## EXTRAIT CHOISI
************
Chroniques

par gilles charlassier

Internationales Mahler Festival Leipzig
concert 5 | Koninklijk Concertgebouworkest, Fabio Luisi

Gewandhaus, Leipzig
- 22 mai 2011
Gert Mothes photographie Fabio Luisi à Leipzig
© gert mothes

Les deux concerts de ce dimanche confrontent l’un et l’autre les périodes extrêmes de la créativité du compositeur austro-hongrois. Tandis que ce soir le London Symphony Orchestra donnera l’Adagio de la Dixième Symphonie en prélude de la Première, de manière analogique, c’est le vestige posthume de la période leipzigoise, leTotenfeier, qui est joué face à Das Lied von der Erde (Le chant de la terre).

Le Koninklijk Concertgebouworkest d’Amsterdam acquit rapidement une solide réputation dans l’interprétation de la musique de Mahler. Sous la férule de son directeur musical d’alors, Willem Mengelberg, la formation néerlandaise organisa en 1920 le premier festival Mahler. Dans les dernières décennies, ce sont les enregistrements réalisés par Bernard Haitink et le cycle programmé en 1995 qui enrichirent ses mahleriana.
************
## OBJECTIF A
Résumez la chronique en deux phrases.
## OBJECTIF B
Les affirmations suivantes sont-elles conformes à la chronique ? Répondez par oui ou par non et citez les mots qui tranchent. (i) Le premier festival Mahler fut organisé en 1920. (ii) Willem Mengelberg était alors le directeur musical de l’orchestre d’Amsterdam. (iii) Le London Symphony Orchestra joue la Première Symphonie avant l’Adagio de la Dixième.

Entrées de boîtes englobantes
************
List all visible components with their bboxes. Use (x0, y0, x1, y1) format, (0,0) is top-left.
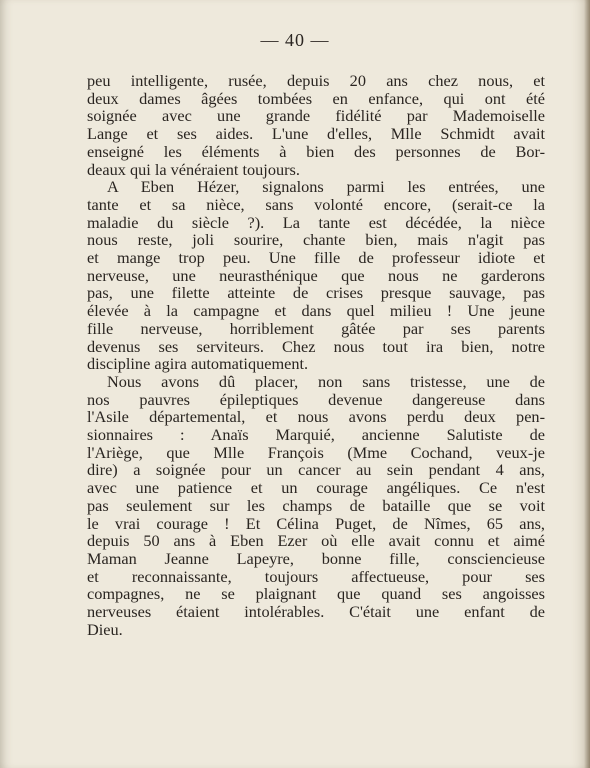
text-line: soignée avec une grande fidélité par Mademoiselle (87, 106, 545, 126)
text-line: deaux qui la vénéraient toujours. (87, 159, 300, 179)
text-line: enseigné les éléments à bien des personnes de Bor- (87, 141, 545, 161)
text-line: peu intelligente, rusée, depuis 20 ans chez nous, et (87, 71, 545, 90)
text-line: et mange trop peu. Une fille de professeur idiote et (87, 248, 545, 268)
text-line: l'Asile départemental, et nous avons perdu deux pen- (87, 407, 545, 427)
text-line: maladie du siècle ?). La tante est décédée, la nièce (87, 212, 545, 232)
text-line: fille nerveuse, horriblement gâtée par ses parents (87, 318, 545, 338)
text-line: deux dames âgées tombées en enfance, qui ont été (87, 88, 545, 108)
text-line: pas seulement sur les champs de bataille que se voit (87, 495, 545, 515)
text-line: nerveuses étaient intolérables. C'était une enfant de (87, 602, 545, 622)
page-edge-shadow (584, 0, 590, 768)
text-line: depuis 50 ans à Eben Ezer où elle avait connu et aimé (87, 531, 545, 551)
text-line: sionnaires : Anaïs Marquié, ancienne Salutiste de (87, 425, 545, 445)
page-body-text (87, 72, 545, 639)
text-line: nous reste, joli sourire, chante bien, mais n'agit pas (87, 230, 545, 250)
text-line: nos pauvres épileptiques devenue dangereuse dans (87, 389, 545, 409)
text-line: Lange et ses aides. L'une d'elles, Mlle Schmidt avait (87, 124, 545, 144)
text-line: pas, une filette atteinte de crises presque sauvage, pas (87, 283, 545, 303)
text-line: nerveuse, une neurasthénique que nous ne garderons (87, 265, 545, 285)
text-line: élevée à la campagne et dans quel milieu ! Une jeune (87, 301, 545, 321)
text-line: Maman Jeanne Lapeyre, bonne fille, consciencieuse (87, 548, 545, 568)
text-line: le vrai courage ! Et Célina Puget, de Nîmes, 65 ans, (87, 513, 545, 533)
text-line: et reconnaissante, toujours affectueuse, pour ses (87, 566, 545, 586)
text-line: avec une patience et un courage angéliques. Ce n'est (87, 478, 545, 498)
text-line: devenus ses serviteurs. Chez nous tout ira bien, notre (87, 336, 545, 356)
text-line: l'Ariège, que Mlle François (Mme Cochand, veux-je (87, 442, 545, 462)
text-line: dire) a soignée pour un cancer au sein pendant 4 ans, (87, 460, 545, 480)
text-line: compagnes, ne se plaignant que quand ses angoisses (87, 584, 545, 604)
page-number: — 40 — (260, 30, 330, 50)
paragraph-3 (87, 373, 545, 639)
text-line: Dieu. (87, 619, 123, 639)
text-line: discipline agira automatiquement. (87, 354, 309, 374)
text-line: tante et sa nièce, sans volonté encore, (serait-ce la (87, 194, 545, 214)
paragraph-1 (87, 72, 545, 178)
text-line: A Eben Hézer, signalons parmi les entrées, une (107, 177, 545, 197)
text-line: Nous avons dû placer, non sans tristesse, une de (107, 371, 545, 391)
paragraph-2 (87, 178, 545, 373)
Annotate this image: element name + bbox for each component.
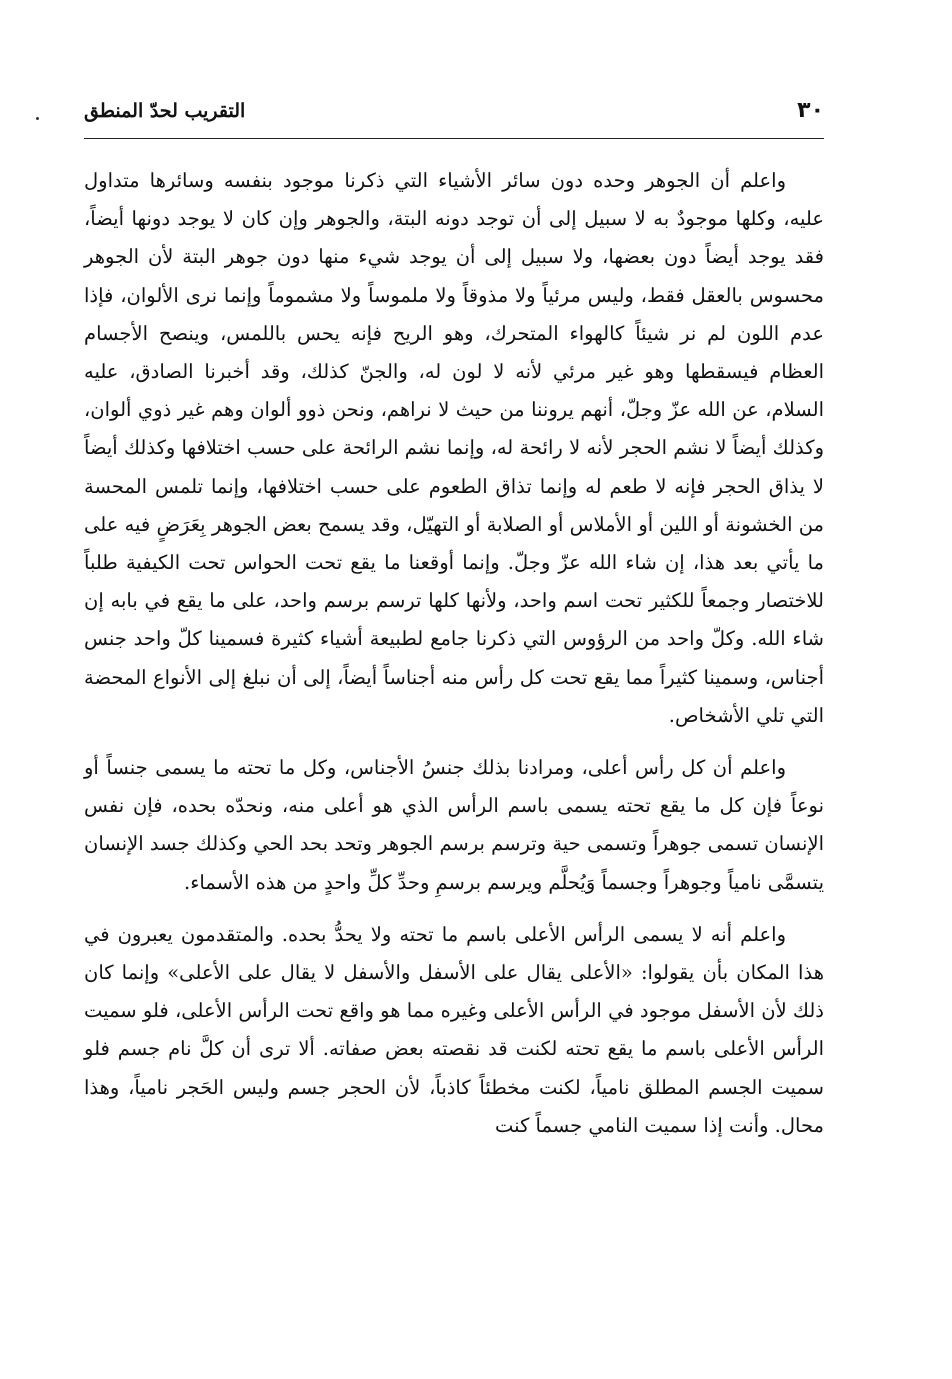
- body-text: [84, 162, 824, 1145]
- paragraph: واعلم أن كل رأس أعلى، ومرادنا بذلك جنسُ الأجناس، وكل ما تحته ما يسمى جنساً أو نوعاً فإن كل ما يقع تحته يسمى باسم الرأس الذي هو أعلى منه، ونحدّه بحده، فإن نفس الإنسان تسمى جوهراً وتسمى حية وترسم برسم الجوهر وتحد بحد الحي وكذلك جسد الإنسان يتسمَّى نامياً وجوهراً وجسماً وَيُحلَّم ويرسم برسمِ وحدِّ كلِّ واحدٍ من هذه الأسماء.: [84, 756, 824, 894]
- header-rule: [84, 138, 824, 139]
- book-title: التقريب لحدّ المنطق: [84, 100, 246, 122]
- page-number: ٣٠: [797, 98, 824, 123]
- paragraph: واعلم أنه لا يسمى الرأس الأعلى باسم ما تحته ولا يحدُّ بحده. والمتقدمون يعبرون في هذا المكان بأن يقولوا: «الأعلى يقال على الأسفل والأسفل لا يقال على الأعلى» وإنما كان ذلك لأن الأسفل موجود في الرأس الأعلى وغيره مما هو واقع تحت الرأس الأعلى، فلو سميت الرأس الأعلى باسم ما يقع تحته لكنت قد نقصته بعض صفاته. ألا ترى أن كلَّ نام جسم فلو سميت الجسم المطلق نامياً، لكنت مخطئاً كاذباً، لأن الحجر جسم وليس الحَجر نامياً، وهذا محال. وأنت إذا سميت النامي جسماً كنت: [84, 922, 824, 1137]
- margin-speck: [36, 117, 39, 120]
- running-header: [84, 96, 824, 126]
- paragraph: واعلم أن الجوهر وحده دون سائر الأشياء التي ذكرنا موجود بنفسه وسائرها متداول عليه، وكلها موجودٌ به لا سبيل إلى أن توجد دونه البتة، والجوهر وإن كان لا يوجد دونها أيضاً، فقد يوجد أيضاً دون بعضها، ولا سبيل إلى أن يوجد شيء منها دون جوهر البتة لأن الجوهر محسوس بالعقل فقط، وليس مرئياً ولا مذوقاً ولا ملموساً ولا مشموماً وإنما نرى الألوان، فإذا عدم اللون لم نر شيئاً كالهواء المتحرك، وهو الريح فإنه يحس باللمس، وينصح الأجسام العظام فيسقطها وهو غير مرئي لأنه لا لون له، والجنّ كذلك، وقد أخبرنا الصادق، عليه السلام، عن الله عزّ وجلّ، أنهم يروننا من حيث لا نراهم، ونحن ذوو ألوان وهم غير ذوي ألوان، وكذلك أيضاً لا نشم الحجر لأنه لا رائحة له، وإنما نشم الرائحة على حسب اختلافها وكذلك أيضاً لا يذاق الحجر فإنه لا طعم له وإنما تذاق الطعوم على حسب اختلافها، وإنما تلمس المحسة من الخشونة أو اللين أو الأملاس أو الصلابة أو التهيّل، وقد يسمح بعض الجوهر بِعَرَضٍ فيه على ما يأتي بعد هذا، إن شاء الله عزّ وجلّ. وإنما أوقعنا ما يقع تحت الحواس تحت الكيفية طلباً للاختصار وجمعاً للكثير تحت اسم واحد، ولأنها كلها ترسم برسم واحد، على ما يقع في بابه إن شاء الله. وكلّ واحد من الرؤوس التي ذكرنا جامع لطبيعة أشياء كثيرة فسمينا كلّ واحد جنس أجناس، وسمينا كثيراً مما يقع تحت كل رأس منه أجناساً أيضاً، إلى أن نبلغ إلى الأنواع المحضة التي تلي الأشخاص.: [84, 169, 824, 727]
************
## SOLUTION COMPLÈTE A
Les deux concerts de ce dimanche au festival Mahler de Leipzig confrontent chacun les périodes extrêmes de la création du compositeur : le Totenfeier y est joué face à Das Lied von der Erde, et le soir l’Adagio de la Dixième Symphonie précède la Première. Le Koninklijk Concertgebouworkest d’Amsterdam, vite réputé dans Mahler, organisa en 1920 le premier festival Mahler sous la direction de Willem Mengelberg, puis enrichit ses mahleriana grâce aux enregistrements de Bernard Haitink et au cycle de 1995.

## SOLUTION COMPLÈTE B
(i) Oui : « la formation néerlandaise organisa en 1920 le premier festival Mahler ».
(ii) Oui : « Sous la férule de son directeur musical d’alors, Willem Mengelberg ».
(iii) Non : « le London Symphony Orchestra donnera l’Adagio de la Dixième Symphonie en prélude de la Première ».